[begin Source records]

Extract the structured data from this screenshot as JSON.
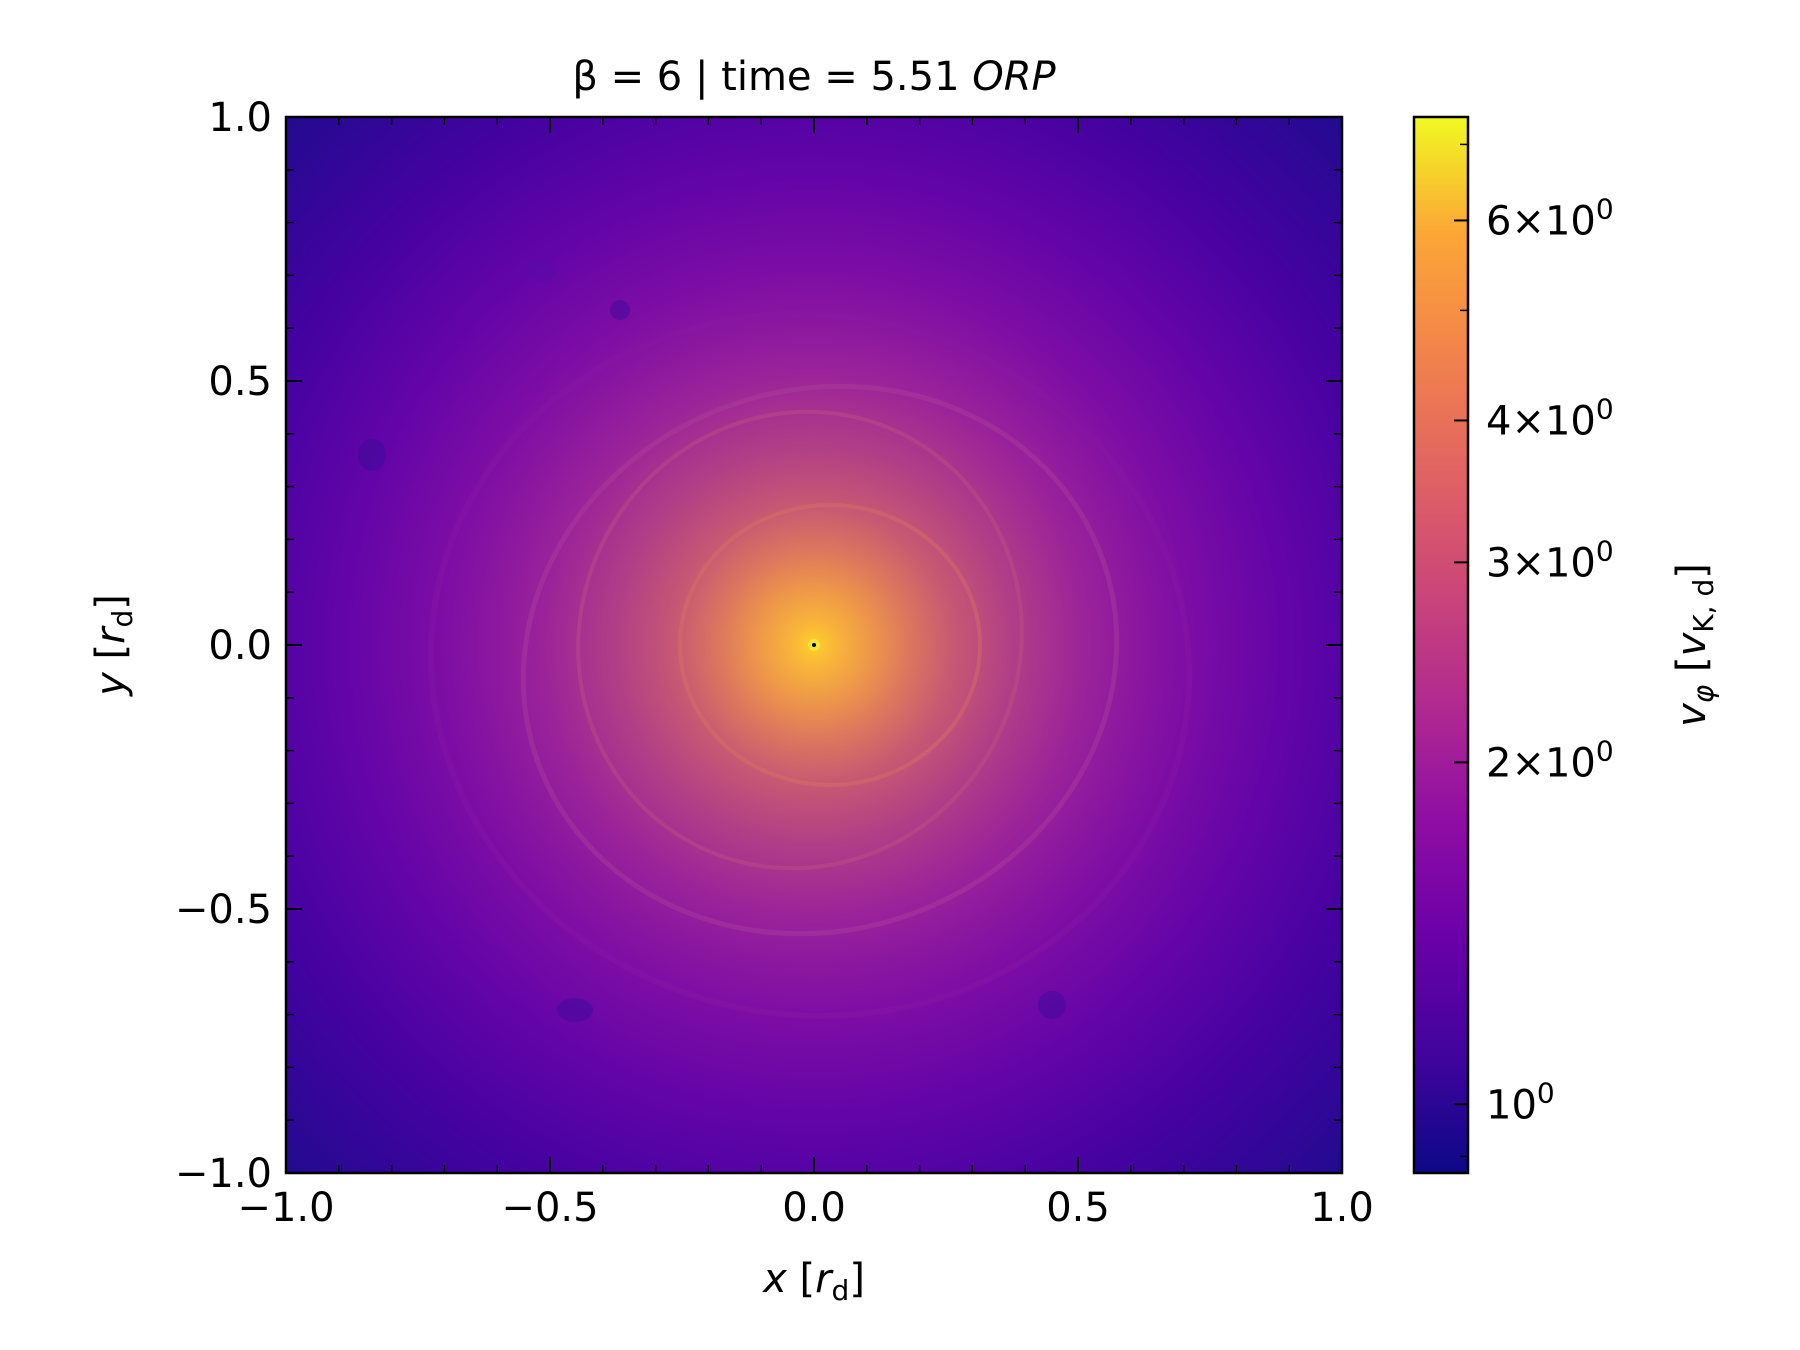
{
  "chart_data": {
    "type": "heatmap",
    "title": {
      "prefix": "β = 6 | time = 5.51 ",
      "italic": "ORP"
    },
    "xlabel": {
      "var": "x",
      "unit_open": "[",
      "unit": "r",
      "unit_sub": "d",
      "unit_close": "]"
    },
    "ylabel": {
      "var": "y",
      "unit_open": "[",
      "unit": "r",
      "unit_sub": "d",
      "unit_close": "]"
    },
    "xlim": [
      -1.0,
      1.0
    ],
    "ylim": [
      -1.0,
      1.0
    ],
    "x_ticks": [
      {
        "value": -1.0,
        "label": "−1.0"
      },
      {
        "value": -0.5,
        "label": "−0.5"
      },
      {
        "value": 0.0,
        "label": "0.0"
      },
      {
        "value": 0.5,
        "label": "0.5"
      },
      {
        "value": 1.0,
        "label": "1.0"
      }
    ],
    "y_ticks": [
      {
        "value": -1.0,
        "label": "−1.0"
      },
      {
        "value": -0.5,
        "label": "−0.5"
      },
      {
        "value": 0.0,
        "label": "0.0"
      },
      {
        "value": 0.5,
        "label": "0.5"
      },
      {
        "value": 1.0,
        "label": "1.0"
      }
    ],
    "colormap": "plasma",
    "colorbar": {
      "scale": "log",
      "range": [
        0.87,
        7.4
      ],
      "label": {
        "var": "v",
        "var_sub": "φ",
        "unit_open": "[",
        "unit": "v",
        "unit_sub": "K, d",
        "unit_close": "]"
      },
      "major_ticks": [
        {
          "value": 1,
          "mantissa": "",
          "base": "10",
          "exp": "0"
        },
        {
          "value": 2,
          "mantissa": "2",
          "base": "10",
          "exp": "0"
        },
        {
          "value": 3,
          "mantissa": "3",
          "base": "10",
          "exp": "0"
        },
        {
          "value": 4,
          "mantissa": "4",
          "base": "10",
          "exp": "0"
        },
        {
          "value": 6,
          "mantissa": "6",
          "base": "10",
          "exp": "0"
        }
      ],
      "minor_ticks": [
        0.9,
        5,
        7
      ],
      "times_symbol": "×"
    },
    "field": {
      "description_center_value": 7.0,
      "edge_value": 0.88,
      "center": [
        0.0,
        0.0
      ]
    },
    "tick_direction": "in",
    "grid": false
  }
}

[end Source records]

## Exercise requirements:
Copy and report every line where the word "mantissa" is present.

## Completed exercise:
          "mantissa": "",
          "mantissa": "2",
          "mantissa": "3",
          "mantissa": "4",
          "mantissa": "6",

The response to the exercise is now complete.